** start Entries provided **

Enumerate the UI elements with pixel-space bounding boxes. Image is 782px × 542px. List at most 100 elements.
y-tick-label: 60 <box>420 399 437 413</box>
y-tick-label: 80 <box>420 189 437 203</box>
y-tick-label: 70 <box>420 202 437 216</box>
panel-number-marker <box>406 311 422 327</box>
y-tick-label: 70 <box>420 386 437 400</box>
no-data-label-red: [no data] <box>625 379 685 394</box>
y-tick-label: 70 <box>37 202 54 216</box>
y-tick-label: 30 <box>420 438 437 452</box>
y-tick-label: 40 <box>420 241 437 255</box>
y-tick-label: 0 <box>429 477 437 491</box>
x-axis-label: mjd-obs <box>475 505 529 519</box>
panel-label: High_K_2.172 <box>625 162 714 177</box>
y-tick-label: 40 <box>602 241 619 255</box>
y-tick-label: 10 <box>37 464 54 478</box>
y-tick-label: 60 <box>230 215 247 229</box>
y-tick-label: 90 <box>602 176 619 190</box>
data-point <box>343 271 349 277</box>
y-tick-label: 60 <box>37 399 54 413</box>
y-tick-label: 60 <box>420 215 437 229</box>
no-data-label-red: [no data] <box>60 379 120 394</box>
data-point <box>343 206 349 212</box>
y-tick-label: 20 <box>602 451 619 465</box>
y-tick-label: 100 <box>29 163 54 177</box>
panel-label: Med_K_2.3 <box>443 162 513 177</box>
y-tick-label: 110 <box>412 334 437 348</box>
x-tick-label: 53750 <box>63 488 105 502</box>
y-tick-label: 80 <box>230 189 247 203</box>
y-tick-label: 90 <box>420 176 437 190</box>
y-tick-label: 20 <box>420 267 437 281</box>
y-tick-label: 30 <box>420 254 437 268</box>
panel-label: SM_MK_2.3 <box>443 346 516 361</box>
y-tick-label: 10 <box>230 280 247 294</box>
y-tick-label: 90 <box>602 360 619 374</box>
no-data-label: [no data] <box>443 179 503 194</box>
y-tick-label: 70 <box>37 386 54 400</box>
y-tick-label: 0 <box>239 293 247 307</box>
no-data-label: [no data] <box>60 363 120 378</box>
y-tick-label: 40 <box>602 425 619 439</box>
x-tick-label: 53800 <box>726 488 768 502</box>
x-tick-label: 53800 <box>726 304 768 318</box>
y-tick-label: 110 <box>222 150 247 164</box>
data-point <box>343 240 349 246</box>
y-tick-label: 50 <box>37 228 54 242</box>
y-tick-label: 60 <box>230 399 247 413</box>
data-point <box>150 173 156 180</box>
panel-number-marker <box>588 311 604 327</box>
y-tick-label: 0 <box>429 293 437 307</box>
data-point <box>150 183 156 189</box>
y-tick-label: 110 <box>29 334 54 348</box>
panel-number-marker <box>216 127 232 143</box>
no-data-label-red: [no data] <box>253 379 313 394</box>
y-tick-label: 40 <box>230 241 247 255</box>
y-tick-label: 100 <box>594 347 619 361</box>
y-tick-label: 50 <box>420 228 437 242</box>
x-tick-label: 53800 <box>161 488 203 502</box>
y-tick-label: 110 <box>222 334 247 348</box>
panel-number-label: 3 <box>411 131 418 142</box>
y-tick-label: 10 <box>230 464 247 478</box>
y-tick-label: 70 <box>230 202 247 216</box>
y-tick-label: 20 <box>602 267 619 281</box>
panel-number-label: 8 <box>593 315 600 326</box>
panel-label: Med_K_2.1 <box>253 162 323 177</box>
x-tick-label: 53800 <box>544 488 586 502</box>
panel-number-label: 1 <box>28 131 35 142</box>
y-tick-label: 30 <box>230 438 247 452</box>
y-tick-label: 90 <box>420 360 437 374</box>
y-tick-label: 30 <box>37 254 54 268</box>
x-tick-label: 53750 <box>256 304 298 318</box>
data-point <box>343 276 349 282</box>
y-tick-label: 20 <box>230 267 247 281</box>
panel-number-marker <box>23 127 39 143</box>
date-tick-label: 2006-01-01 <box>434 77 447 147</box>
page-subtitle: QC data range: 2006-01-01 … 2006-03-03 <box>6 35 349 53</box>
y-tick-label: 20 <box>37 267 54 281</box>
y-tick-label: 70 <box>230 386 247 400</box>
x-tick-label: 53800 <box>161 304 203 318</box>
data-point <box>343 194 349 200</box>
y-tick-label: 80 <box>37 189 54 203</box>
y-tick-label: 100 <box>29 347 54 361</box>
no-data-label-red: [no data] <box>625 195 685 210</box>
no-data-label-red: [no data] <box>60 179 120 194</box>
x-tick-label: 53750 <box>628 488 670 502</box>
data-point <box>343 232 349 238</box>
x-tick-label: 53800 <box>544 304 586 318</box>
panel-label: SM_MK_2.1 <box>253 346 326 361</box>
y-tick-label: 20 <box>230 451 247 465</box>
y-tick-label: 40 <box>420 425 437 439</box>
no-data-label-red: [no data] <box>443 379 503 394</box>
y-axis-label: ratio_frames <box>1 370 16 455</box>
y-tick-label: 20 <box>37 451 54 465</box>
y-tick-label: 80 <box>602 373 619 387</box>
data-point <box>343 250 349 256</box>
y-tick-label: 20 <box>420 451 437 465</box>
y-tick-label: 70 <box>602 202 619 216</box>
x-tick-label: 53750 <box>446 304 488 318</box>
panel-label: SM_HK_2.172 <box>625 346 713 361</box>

** end Entries provided **

[Given instruction]
Copy out every entry above word for word, keeping each line unchanged and in its original order.

[Solution for this problem]
Enumerate the UI elements with pixel-space bounding boxes. Image is 782px × 542px. List at most 100 elements.
y-tick-label: 60 <box>420 399 437 413</box>
y-tick-label: 80 <box>420 189 437 203</box>
y-tick-label: 70 <box>420 202 437 216</box>
panel-number-marker <box>406 311 422 327</box>
y-tick-label: 70 <box>420 386 437 400</box>
no-data-label-red: [no data] <box>625 379 685 394</box>
y-tick-label: 70 <box>37 202 54 216</box>
y-tick-label: 30 <box>420 438 437 452</box>
y-tick-label: 40 <box>420 241 437 255</box>
y-tick-label: 0 <box>429 477 437 491</box>
x-axis-label: mjd-obs <box>475 505 529 519</box>
panel-label: High_K_2.172 <box>625 162 714 177</box>
y-tick-label: 40 <box>602 241 619 255</box>
y-tick-label: 10 <box>37 464 54 478</box>
y-tick-label: 60 <box>230 215 247 229</box>
y-tick-label: 90 <box>602 176 619 190</box>
data-point <box>343 271 349 277</box>
y-tick-label: 60 <box>37 399 54 413</box>
y-tick-label: 60 <box>420 215 437 229</box>
no-data-label-red: [no data] <box>60 379 120 394</box>
data-point <box>343 206 349 212</box>
y-tick-label: 20 <box>602 451 619 465</box>
y-tick-label: 100 <box>29 163 54 177</box>
panel-label: Med_K_2.3 <box>443 162 513 177</box>
y-tick-label: 110 <box>412 334 437 348</box>
x-tick-label: 53750 <box>63 488 105 502</box>
y-tick-label: 80 <box>230 189 247 203</box>
y-tick-label: 90 <box>420 176 437 190</box>
y-tick-label: 20 <box>420 267 437 281</box>
y-tick-label: 30 <box>420 254 437 268</box>
panel-label: SM_MK_2.3 <box>443 346 516 361</box>
y-tick-label: 10 <box>230 280 247 294</box>
y-tick-label: 90 <box>602 360 619 374</box>
no-data-label: [no data] <box>443 179 503 194</box>
y-tick-label: 70 <box>37 386 54 400</box>
y-tick-label: 0 <box>239 293 247 307</box>
no-data-label: [no data] <box>60 363 120 378</box>
y-tick-label: 40 <box>602 425 619 439</box>
x-tick-label: 53800 <box>726 488 768 502</box>
x-tick-label: 53800 <box>726 304 768 318</box>
y-tick-label: 110 <box>222 150 247 164</box>
data-point <box>343 240 349 246</box>
y-tick-label: 50 <box>37 228 54 242</box>
y-tick-label: 60 <box>230 399 247 413</box>
data-point <box>150 173 156 180</box>
panel-number-marker <box>588 311 604 327</box>
y-tick-label: 0 <box>429 293 437 307</box>
data-point <box>150 183 156 189</box>
y-tick-label: 110 <box>29 334 54 348</box>
panel-number-marker <box>216 127 232 143</box>
no-data-label-red: [no data] <box>253 379 313 394</box>
y-tick-label: 40 <box>230 241 247 255</box>
y-tick-label: 100 <box>594 347 619 361</box>
y-tick-label: 50 <box>420 228 437 242</box>
x-tick-label: 53800 <box>161 488 203 502</box>
y-tick-label: 110 <box>222 334 247 348</box>
panel-number-label: 3 <box>411 131 418 142</box>
y-tick-label: 10 <box>230 464 247 478</box>
y-tick-label: 70 <box>230 202 247 216</box>
y-tick-label: 20 <box>602 267 619 281</box>
panel-number-label: 8 <box>593 315 600 326</box>
panel-label: Med_K_2.1 <box>253 162 323 177</box>
x-tick-label: 53800 <box>544 488 586 502</box>
panel-number-label: 1 <box>28 131 35 142</box>
y-tick-label: 30 <box>230 438 247 452</box>
y-tick-label: 90 <box>420 360 437 374</box>
y-tick-label: 30 <box>37 254 54 268</box>
x-tick-label: 53750 <box>256 304 298 318</box>
data-point <box>343 276 349 282</box>
y-tick-label: 20 <box>230 267 247 281</box>
panel-number-marker <box>23 127 39 143</box>
date-tick-label: 2006-01-01 <box>434 77 447 147</box>
page-subtitle: QC data range: 2006-01-01 … 2006-03-03 <box>6 35 349 53</box>
y-tick-label: 20 <box>37 267 54 281</box>
y-tick-label: 70 <box>230 386 247 400</box>
x-tick-label: 53800 <box>161 304 203 318</box>
data-point <box>343 194 349 200</box>
y-tick-label: 80 <box>37 189 54 203</box>
y-tick-label: 100 <box>29 347 54 361</box>
no-data-label-red: [no data] <box>625 195 685 210</box>
no-data-label-red: [no data] <box>60 179 120 194</box>
x-tick-label: 53750 <box>628 488 670 502</box>
data-point <box>343 232 349 238</box>
x-tick-label: 53800 <box>544 304 586 318</box>
panel-label: SM_MK_2.1 <box>253 346 326 361</box>
y-tick-label: 20 <box>230 451 247 465</box>
y-tick-label: 40 <box>420 425 437 439</box>
no-data-label-red: [no data] <box>443 379 503 394</box>
y-axis-label: ratio_frames <box>1 370 16 455</box>
y-tick-label: 20 <box>37 451 54 465</box>
y-tick-label: 80 <box>602 373 619 387</box>
data-point <box>343 250 349 256</box>
y-tick-label: 20 <box>420 451 437 465</box>
y-tick-label: 70 <box>602 202 619 216</box>
x-tick-label: 53750 <box>446 304 488 318</box>
panel-label: SM_HK_2.172 <box>625 346 713 361</box>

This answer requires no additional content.